▶ **What needs to be done**:
Each line containing the word "this" should be found and copied.

▶ **Provided material**:
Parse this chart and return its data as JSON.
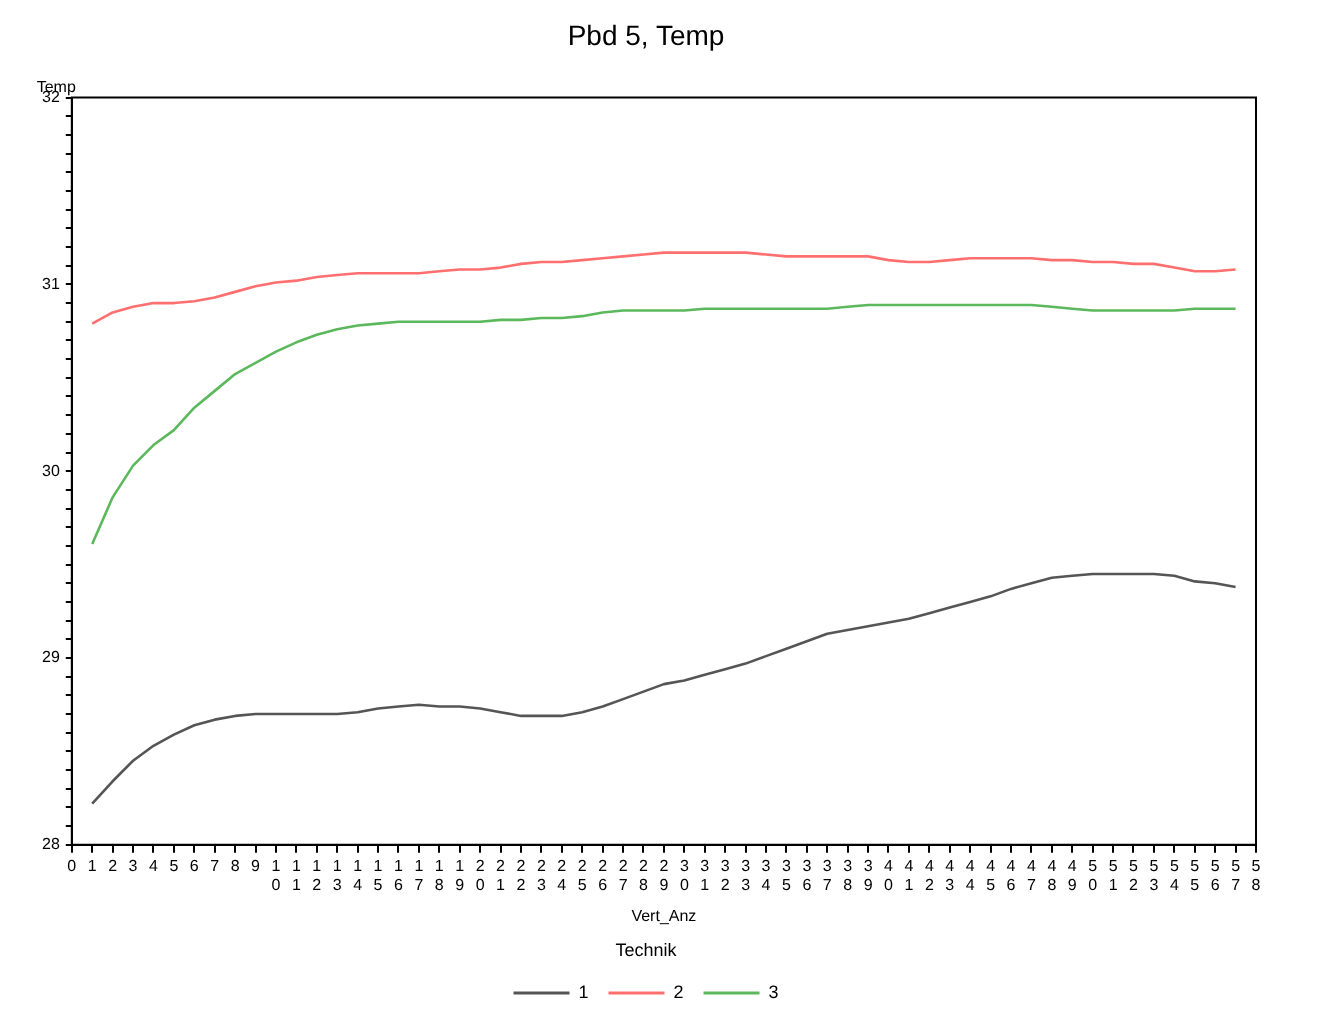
{
  "chart_data": {
    "type": "line",
    "title": "Pbd 5, Temp",
    "xlabel": "Vert_Anz",
    "ylabel": "Temp",
    "legend_title": "Technik",
    "legend": "bottom",
    "grid": false,
    "marker": "none",
    "line_style": "solid",
    "x": [
      1,
      2,
      3,
      4,
      5,
      6,
      7,
      8,
      9,
      10,
      11,
      12,
      13,
      14,
      15,
      16,
      17,
      18,
      19,
      20,
      21,
      22,
      23,
      24,
      25,
      26,
      27,
      28,
      29,
      30,
      31,
      32,
      33,
      34,
      35,
      36,
      37,
      38,
      39,
      40,
      41,
      42,
      43,
      44,
      45,
      46,
      47,
      48,
      49,
      50,
      51,
      52,
      53,
      54,
      55,
      56,
      57
    ],
    "xlim": [
      0,
      58
    ],
    "xticks": [
      0,
      1,
      2,
      3,
      4,
      5,
      6,
      7,
      8,
      9,
      10,
      11,
      12,
      13,
      14,
      15,
      16,
      17,
      18,
      19,
      20,
      21,
      22,
      23,
      24,
      25,
      26,
      27,
      28,
      29,
      30,
      31,
      32,
      33,
      34,
      35,
      36,
      37,
      38,
      39,
      40,
      41,
      42,
      43,
      44,
      45,
      46,
      47,
      48,
      49,
      50,
      51,
      52,
      53,
      54,
      55,
      56,
      57,
      58
    ],
    "ylim": [
      28,
      32
    ],
    "yticks": [
      28,
      {
        "value": 28.1,
        "label": null
      },
      {
        "value": 28.2,
        "label": null
      },
      {
        "value": 28.3,
        "label": null
      },
      {
        "value": 28.4,
        "label": null
      },
      {
        "value": 28.5,
        "label": null
      },
      {
        "value": 28.6,
        "label": null
      },
      {
        "value": 28.7,
        "label": null
      },
      {
        "value": 28.8,
        "label": null
      },
      {
        "value": 28.9,
        "label": null
      },
      29,
      {
        "value": 29.1,
        "label": null
      },
      {
        "value": 29.2,
        "label": null
      },
      {
        "value": 29.3,
        "label": null
      },
      {
        "value": 29.4,
        "label": null
      },
      {
        "value": 29.5,
        "label": null
      },
      {
        "value": 29.6,
        "label": null
      },
      {
        "value": 29.7,
        "label": null
      },
      {
        "value": 29.8,
        "label": null
      },
      {
        "value": 29.9,
        "label": null
      },
      30,
      {
        "value": 30.1,
        "label": null
      },
      {
        "value": 30.2,
        "label": null
      },
      {
        "value": 30.3,
        "label": null
      },
      {
        "value": 30.4,
        "label": null
      },
      {
        "value": 30.5,
        "label": null
      },
      {
        "value": 30.6,
        "label": null
      },
      {
        "value": 30.7,
        "label": null
      },
      {
        "value": 30.8,
        "label": null
      },
      {
        "value": 30.9,
        "label": null
      },
      31,
      {
        "value": 31.1,
        "label": null
      },
      {
        "value": 31.2,
        "label": null
      },
      {
        "value": 31.3,
        "label": null
      },
      {
        "value": 31.4,
        "label": null
      },
      {
        "value": 31.5,
        "label": null
      },
      {
        "value": 31.6,
        "label": null
      },
      {
        "value": 31.7,
        "label": null
      },
      {
        "value": 31.8,
        "label": null
      },
      {
        "value": 31.9,
        "label": null
      },
      32
    ],
    "series": [
      {
        "name": "1",
        "color": "#555555",
        "values": [
          28.22,
          28.34,
          28.45,
          28.53,
          28.59,
          28.64,
          28.67,
          28.69,
          28.7,
          28.7,
          28.7,
          28.7,
          28.7,
          28.71,
          28.73,
          28.74,
          28.75,
          28.74,
          28.74,
          28.73,
          28.71,
          28.69,
          28.69,
          28.69,
          28.71,
          28.74,
          28.78,
          28.82,
          28.86,
          28.88,
          28.91,
          28.94,
          28.97,
          29.01,
          29.05,
          29.09,
          29.13,
          29.15,
          29.17,
          29.19,
          29.21,
          29.24,
          29.27,
          29.3,
          29.33,
          29.37,
          29.4,
          29.43,
          29.44,
          29.45,
          29.45,
          29.45,
          29.45,
          29.44,
          29.41,
          29.4,
          29.38
        ]
      },
      {
        "name": "2",
        "color": "#ff6f6f",
        "values": [
          30.79,
          30.85,
          30.88,
          30.9,
          30.9,
          30.91,
          30.93,
          30.96,
          30.99,
          31.01,
          31.02,
          31.04,
          31.05,
          31.06,
          31.06,
          31.06,
          31.06,
          31.07,
          31.08,
          31.08,
          31.09,
          31.11,
          31.12,
          31.12,
          31.13,
          31.14,
          31.15,
          31.16,
          31.17,
          31.17,
          31.17,
          31.17,
          31.17,
          31.16,
          31.15,
          31.15,
          31.15,
          31.15,
          31.15,
          31.13,
          31.12,
          31.12,
          31.13,
          31.14,
          31.14,
          31.14,
          31.14,
          31.13,
          31.13,
          31.12,
          31.12,
          31.11,
          31.11,
          31.09,
          31.07,
          31.07,
          31.08
        ]
      },
      {
        "name": "3",
        "color": "#5cb85c",
        "values": [
          29.61,
          29.86,
          30.03,
          30.14,
          30.22,
          30.34,
          30.43,
          30.52,
          30.58,
          30.64,
          30.69,
          30.73,
          30.76,
          30.78,
          30.79,
          30.8,
          30.8,
          30.8,
          30.8,
          30.8,
          30.81,
          30.81,
          30.82,
          30.82,
          30.83,
          30.85,
          30.86,
          30.86,
          30.86,
          30.86,
          30.87,
          30.87,
          30.87,
          30.87,
          30.87,
          30.87,
          30.87,
          30.88,
          30.89,
          30.89,
          30.89,
          30.89,
          30.89,
          30.89,
          30.89,
          30.89,
          30.89,
          30.88,
          30.87,
          30.86,
          30.86,
          30.86,
          30.86,
          30.86,
          30.87,
          30.87,
          30.87
        ]
      }
    ]
  }
}
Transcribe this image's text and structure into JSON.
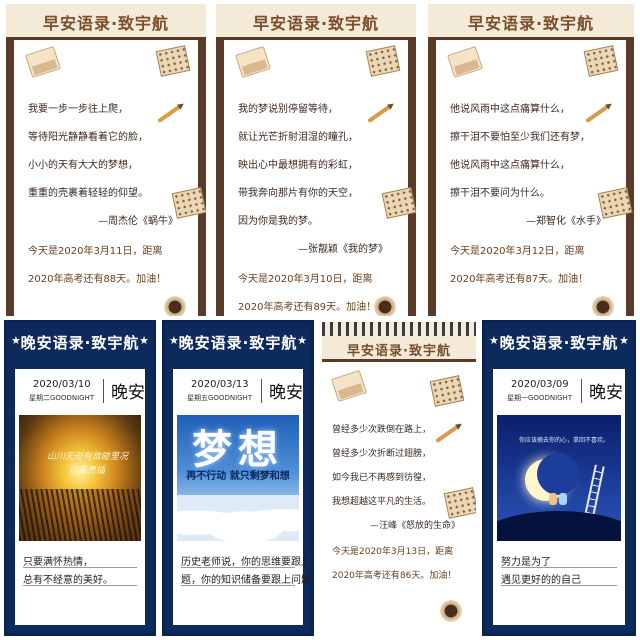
{
  "morning_title": "早安语录·致宇航",
  "night_title": "晚安语录·致宇航",
  "morning_cards": [
    {
      "lines": [
        "我要一步一步往上爬，",
        "等待阳光静静看着它的脸，",
        "小小的天有大大的梦想，",
        "重重的壳裹着轻轻的仰望。"
      ],
      "attribution": "—周杰伦《蜗牛》",
      "date_line": "今天是2020年3月11日，距离",
      "count_line": "2020年高考还有88天。加油！"
    },
    {
      "lines": [
        "我的梦说别停留等待，",
        "就让光芒折射泪湿的瞳孔，",
        "映出心中最想拥有的彩虹，",
        "带我奔向那片有你的天空，",
        "因为你是我的梦。"
      ],
      "attribution": "—张靓颖《我的梦》",
      "date_line": "今天是2020年3月10日，距离",
      "count_line": "2020年高考还有89天。加油！"
    },
    {
      "lines": [
        "他说风雨中这点痛算什么，",
        "擦干泪不要怕至少我们还有梦，",
        "他说风雨中这点痛算什么，",
        "擦干泪不要问为什么。"
      ],
      "attribution": "—郑智化《水手》",
      "date_line": "今天是2020年3月12日，距离",
      "count_line": "2020年高考还有87天。加油！"
    },
    {
      "lines": [
        "曾经多少次跌倒在路上，",
        "曾经多少次折断过翅膀，",
        "如今我已不再感到彷徨，",
        "我想超越这平凡的生活。"
      ],
      "attribution": "—汪峰《怒放的生命》",
      "date_line": "今天是2020年3月13日，距离",
      "count_line": "2020年高考还有86天。加油！"
    }
  ],
  "night_cards": [
    {
      "date": "2020/03/10",
      "weekday": "星期二GOODNIGHT",
      "word": "晚安",
      "photo_caption": [
        "山川无形有故碰里况",
        "你高贵插"
      ],
      "text": [
        "只要满怀热情，",
        "总有不经意的美好。"
      ]
    },
    {
      "date": "2020/03/13",
      "weekday": "星期五GOODNIGHT",
      "word": "晚安",
      "photo_big": "梦想",
      "photo_sub": "再不行动 就只剩梦和想",
      "text": [
        "历史老师说，你的思维要跟上问",
        "题，你的知识储备要跟上问题。"
      ]
    },
    {
      "date": "2020/03/09",
      "weekday": "星期一GOODNIGHT",
      "word": "晚安",
      "photo_caption": [
        "你应该摘去你的心，拿回不喜欢。"
      ],
      "text": [
        "努力是为了",
        "遇见更好的的自己"
      ]
    }
  ]
}
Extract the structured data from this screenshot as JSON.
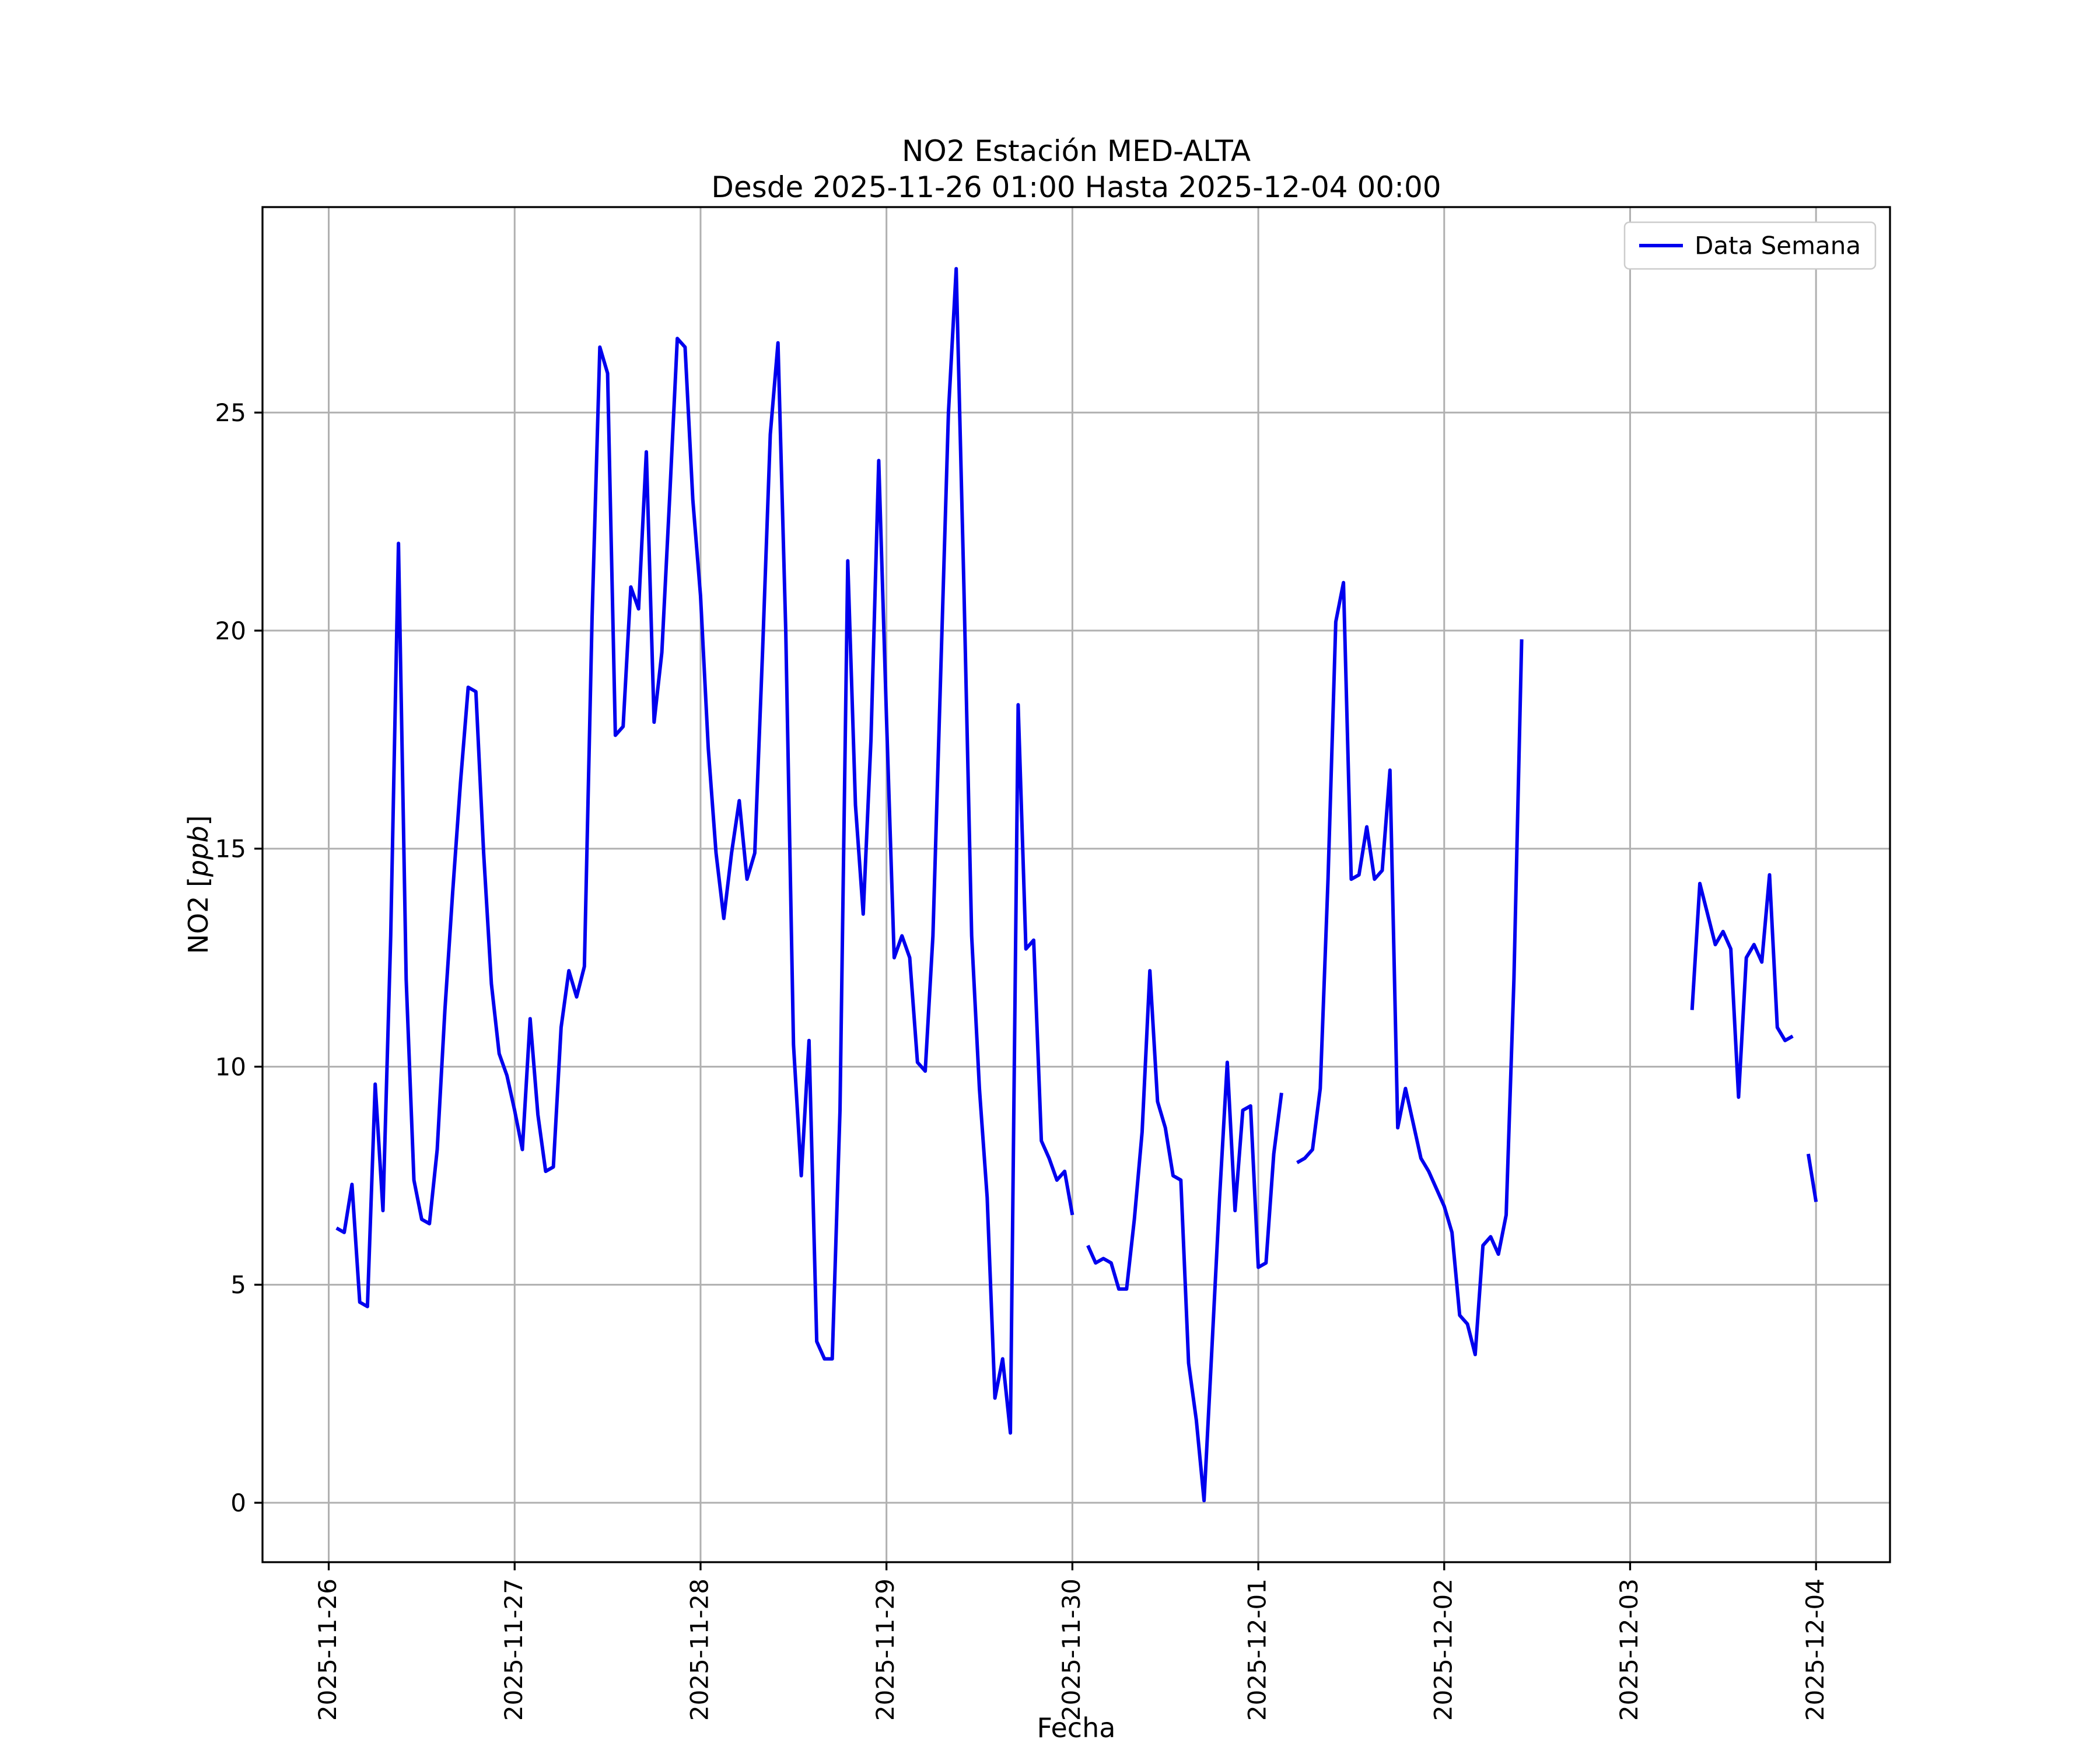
{
  "chart": {
    "title_line1": "NO2 Estación MED-ALTA",
    "title_line2": "Desde 2025-11-26 01:00 Hasta 2025-12-04 00:00",
    "xlabel": "Fecha",
    "ylabel_prefix": "NO2 [",
    "ylabel_italic": "ppb",
    "ylabel_suffix": "]",
    "legend_label": "Data Semana",
    "line_color": "#0000ee",
    "grid_color": "#b0b0b0",
    "spine_color": "#000000",
    "legend_border_color": "#cccccc"
  },
  "chart_data": {
    "type": "line",
    "title": "NO2 Estación MED-ALTA",
    "subtitle": "Desde 2025-11-26 01:00 Hasta 2025-12-04 00:00",
    "xlabel": "Fecha",
    "ylabel": "NO2 [ppb]",
    "legend": [
      "Data Semana"
    ],
    "legend_position": "upper right",
    "grid": true,
    "x_start": "2025-11-26 01:00",
    "x_end": "2025-12-04 00:00",
    "interval_hours": 1,
    "x_tick_labels": [
      "2025-11-26",
      "2025-11-27",
      "2025-11-28",
      "2025-11-29",
      "2025-11-30",
      "2025-12-01",
      "2025-12-02",
      "2025-12-03",
      "2025-12-04"
    ],
    "y_ticks": [
      0,
      5,
      10,
      15,
      20,
      25
    ],
    "ylim_data": [
      0.05,
      28.3
    ],
    "series": [
      {
        "name": "Data Semana",
        "color": "#0000ee",
        "values": [
          6.3,
          6.2,
          7.3,
          4.6,
          4.5,
          9.6,
          6.7,
          13.0,
          22.0,
          12.0,
          7.4,
          6.5,
          6.4,
          8.1,
          11.3,
          14.0,
          16.5,
          18.7,
          18.6,
          14.9,
          11.9,
          10.3,
          9.8,
          9.0,
          8.1,
          11.1,
          8.9,
          7.6,
          7.7,
          10.9,
          12.2,
          11.6,
          12.3,
          20.3,
          26.5,
          25.9,
          17.6,
          17.8,
          21.0,
          20.5,
          24.1,
          17.9,
          19.5,
          23.0,
          26.7,
          26.5,
          23.0,
          20.8,
          17.3,
          14.9,
          13.4,
          14.9,
          16.1,
          14.3,
          14.9,
          19.5,
          24.5,
          26.6,
          20.0,
          10.5,
          7.5,
          10.6,
          3.7,
          3.3,
          3.3,
          9.0,
          21.6,
          16.0,
          13.5,
          17.5,
          23.9,
          18.0,
          12.5,
          13.0,
          12.5,
          10.1,
          9.9,
          13.0,
          19.0,
          25.0,
          28.3,
          21.0,
          13.0,
          9.5,
          7.0,
          2.4,
          3.3,
          1.6,
          18.3,
          12.7,
          12.9,
          8.3,
          7.9,
          7.4,
          7.6,
          6.6,
          null,
          5.9,
          5.5,
          5.6,
          5.5,
          4.9,
          4.9,
          6.5,
          8.5,
          12.2,
          9.2,
          8.6,
          7.5,
          7.4,
          3.2,
          1.9,
          0.05,
          3.5,
          7.0,
          10.1,
          6.7,
          9.0,
          9.1,
          5.4,
          5.5,
          8.0,
          9.4,
          null,
          7.8,
          7.9,
          8.1,
          9.5,
          14.3,
          20.2,
          21.1,
          14.3,
          14.4,
          15.5,
          14.3,
          14.5,
          16.8,
          8.6,
          9.5,
          8.7,
          7.9,
          7.6,
          7.2,
          6.8,
          6.2,
          4.3,
          4.1,
          3.4,
          5.9,
          6.1,
          5.7,
          6.6,
          12.0,
          19.8,
          null,
          null,
          null,
          null,
          null,
          null,
          null,
          null,
          null,
          null,
          null,
          null,
          null,
          null,
          null,
          null,
          null,
          null,
          null,
          null,
          null,
          11.3,
          14.2,
          13.5,
          12.8,
          13.1,
          12.7,
          9.3,
          12.5,
          12.8,
          12.4,
          14.4,
          10.9,
          10.6,
          10.7,
          null,
          8.0,
          6.9
        ]
      }
    ]
  }
}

▶ **Task answer**:
Parse this chart and return its data as JSON.
Transcribe this image's text and structure into JSON.
Extract the structured data from this screenshot as JSON.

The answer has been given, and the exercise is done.